▶ _Directions for this task_:
Gather every line that includes the word "registered", please.

▶ _Exercise materials_:
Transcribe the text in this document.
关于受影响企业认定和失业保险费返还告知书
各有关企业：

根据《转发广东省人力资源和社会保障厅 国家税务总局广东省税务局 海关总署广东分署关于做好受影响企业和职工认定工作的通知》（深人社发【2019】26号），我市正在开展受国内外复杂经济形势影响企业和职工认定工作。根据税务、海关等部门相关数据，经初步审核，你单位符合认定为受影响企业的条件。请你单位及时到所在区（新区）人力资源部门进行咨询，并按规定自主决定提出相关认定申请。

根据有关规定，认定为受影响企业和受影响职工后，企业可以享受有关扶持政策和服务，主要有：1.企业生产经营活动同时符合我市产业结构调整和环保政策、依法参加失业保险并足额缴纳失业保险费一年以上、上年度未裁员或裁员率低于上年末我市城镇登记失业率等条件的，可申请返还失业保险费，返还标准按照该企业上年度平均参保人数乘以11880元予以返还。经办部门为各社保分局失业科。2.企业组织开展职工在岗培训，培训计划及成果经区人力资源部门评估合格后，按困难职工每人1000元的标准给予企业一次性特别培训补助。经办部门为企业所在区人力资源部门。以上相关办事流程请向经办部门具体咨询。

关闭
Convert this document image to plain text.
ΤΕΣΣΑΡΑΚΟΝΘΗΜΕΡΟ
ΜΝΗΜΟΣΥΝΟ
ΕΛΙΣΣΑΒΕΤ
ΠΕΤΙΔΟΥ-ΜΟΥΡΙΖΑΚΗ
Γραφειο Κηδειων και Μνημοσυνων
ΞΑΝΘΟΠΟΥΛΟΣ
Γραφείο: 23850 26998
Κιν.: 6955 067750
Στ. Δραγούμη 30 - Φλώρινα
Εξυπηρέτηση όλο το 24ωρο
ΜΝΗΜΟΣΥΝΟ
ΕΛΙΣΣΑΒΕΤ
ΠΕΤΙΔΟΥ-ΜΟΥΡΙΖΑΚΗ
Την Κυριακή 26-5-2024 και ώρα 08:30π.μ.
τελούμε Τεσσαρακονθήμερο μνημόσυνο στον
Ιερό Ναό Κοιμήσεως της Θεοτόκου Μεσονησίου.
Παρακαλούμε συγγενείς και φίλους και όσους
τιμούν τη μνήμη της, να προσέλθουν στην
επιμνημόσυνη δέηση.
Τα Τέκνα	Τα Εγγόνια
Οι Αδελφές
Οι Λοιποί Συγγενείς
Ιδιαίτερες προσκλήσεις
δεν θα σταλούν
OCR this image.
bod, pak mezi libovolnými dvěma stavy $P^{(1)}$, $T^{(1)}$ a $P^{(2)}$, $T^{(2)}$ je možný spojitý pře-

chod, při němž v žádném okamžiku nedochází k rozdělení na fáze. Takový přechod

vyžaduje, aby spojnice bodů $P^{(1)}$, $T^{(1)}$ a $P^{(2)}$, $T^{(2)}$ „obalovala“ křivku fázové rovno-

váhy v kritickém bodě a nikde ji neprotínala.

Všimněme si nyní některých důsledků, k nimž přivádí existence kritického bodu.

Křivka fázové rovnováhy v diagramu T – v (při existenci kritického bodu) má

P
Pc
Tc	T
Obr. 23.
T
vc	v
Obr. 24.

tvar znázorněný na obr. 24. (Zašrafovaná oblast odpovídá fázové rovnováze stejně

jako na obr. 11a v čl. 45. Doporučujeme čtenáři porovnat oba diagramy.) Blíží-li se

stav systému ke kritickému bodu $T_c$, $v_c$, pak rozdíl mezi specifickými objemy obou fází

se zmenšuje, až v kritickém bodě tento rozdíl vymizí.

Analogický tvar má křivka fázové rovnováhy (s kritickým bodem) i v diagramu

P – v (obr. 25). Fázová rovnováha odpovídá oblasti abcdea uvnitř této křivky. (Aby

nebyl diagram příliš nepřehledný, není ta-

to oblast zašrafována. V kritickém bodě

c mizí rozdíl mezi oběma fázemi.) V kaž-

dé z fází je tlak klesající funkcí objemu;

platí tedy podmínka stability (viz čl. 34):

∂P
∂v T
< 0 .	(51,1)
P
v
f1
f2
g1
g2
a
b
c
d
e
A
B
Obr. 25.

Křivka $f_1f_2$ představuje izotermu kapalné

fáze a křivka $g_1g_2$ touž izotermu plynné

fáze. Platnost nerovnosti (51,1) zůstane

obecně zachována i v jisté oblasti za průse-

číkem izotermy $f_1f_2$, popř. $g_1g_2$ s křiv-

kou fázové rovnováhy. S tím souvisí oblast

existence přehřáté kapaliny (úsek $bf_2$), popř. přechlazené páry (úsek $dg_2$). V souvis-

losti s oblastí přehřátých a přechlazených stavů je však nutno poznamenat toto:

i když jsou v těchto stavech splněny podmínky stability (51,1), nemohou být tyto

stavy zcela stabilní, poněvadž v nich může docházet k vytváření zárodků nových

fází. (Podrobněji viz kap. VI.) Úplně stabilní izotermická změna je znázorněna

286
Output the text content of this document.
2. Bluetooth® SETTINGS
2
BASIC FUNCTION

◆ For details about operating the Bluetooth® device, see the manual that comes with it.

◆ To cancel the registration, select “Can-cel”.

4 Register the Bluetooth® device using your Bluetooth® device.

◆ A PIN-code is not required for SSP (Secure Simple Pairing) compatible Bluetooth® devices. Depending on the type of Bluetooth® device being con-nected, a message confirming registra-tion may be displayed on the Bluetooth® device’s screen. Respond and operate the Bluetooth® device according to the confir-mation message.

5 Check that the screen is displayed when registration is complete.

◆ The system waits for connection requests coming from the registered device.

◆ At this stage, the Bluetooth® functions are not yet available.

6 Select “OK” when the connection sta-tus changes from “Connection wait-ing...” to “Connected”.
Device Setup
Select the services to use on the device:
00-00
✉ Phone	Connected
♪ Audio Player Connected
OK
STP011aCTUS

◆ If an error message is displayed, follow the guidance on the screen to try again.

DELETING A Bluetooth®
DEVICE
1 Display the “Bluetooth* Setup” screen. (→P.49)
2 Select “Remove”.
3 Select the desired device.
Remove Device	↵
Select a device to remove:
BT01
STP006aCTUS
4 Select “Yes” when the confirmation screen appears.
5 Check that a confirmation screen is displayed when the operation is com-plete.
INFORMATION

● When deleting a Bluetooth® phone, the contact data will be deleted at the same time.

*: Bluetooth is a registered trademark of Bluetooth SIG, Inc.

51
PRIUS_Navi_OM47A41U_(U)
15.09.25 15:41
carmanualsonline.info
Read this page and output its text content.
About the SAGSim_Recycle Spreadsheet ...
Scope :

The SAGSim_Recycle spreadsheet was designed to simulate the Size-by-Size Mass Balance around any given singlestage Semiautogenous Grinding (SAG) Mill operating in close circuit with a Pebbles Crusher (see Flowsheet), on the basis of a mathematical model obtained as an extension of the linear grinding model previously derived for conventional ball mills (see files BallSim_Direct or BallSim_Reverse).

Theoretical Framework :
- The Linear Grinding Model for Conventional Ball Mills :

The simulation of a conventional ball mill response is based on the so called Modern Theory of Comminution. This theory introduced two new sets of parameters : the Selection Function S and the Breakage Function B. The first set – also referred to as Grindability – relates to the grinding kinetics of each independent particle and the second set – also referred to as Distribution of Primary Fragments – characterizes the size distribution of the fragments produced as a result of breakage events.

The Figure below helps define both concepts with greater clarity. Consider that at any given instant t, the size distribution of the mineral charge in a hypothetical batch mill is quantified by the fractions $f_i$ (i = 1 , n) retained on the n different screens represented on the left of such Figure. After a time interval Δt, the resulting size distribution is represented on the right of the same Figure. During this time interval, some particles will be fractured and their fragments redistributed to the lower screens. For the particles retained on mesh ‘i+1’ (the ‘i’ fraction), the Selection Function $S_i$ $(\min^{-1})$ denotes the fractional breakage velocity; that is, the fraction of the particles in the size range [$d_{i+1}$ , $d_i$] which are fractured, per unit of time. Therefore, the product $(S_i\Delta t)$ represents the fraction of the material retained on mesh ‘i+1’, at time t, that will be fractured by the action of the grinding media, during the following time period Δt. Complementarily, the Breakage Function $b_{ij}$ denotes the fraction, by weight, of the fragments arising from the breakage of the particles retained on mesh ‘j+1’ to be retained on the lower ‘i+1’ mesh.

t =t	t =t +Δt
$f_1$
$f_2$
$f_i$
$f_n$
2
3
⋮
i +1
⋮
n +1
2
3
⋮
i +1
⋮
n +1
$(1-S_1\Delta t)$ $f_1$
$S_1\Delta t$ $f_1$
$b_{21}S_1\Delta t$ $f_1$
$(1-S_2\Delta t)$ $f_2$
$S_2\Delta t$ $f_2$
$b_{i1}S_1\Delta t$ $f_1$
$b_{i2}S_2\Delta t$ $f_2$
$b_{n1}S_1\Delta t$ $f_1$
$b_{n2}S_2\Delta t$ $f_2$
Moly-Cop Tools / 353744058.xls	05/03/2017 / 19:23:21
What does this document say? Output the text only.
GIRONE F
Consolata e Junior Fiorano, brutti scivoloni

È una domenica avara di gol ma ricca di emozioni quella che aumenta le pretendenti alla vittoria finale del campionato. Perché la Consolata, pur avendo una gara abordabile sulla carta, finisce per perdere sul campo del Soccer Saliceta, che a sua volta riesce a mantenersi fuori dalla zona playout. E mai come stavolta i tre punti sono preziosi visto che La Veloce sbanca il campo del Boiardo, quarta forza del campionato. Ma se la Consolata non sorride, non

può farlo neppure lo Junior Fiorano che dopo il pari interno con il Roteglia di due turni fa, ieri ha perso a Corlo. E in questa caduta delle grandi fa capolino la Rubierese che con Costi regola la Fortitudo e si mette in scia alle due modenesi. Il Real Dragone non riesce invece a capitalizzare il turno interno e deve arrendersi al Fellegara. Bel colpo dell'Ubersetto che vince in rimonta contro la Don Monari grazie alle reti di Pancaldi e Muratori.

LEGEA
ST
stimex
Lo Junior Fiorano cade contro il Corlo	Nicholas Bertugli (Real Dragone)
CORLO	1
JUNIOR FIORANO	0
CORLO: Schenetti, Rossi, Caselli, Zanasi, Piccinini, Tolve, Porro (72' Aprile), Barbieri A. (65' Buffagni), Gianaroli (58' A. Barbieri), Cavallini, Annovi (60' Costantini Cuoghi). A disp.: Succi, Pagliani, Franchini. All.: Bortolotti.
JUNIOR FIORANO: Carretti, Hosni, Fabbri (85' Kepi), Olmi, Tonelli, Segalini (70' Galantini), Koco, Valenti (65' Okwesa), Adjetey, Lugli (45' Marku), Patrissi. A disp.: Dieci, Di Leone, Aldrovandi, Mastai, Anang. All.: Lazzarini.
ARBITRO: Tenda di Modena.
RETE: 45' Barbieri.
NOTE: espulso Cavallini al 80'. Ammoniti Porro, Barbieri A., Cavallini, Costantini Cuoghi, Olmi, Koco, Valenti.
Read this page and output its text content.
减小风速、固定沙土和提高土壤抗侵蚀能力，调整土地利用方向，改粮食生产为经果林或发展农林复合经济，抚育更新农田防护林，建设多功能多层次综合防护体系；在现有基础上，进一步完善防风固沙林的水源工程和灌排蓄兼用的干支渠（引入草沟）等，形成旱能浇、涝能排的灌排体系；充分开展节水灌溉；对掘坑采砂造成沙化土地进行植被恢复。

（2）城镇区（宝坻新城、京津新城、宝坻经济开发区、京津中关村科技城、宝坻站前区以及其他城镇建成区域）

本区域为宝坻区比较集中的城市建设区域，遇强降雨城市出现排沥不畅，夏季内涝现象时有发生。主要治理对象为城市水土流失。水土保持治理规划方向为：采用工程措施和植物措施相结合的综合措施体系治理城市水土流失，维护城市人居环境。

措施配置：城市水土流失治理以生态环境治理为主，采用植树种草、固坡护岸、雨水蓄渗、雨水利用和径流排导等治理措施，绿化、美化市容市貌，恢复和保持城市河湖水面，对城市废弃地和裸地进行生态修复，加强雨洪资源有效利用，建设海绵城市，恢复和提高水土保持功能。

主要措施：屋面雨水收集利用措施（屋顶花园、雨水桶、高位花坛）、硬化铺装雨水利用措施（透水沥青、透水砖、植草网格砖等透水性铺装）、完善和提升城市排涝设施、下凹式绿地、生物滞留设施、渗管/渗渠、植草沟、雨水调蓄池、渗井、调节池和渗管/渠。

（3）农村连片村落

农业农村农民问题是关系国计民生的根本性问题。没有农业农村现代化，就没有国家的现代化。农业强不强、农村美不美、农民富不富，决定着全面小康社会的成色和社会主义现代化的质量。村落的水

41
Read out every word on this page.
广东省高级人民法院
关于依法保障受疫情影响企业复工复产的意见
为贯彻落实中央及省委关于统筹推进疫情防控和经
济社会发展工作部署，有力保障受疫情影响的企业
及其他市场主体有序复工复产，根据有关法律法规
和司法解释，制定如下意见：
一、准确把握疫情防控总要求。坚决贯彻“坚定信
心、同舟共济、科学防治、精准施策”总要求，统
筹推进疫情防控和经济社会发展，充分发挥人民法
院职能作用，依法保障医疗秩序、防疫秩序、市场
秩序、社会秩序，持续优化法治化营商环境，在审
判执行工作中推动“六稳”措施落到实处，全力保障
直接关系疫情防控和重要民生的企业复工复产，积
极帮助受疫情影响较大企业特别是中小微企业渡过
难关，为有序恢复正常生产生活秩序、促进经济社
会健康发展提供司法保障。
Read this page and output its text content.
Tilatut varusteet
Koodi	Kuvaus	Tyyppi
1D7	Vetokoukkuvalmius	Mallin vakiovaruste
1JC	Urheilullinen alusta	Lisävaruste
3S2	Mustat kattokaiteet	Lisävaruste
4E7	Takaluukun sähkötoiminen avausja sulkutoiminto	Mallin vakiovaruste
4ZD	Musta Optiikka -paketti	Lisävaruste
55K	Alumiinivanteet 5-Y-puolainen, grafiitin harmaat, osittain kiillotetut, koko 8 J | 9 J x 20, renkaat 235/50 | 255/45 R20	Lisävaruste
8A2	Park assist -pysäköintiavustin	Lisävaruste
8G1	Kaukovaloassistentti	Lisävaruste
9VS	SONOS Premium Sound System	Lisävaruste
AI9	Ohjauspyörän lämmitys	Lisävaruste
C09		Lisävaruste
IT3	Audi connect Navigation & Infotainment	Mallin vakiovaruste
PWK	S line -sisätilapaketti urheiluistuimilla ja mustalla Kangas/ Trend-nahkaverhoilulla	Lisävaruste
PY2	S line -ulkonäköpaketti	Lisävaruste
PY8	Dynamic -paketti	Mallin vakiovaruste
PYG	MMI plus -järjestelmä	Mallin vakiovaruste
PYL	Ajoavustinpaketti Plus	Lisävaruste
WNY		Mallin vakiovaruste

▶ _Finished task_:
◆ The system waits for connection requests coming from the registered device.
*: Bluetooth is a registered trademark of Bluetooth SIG, Inc.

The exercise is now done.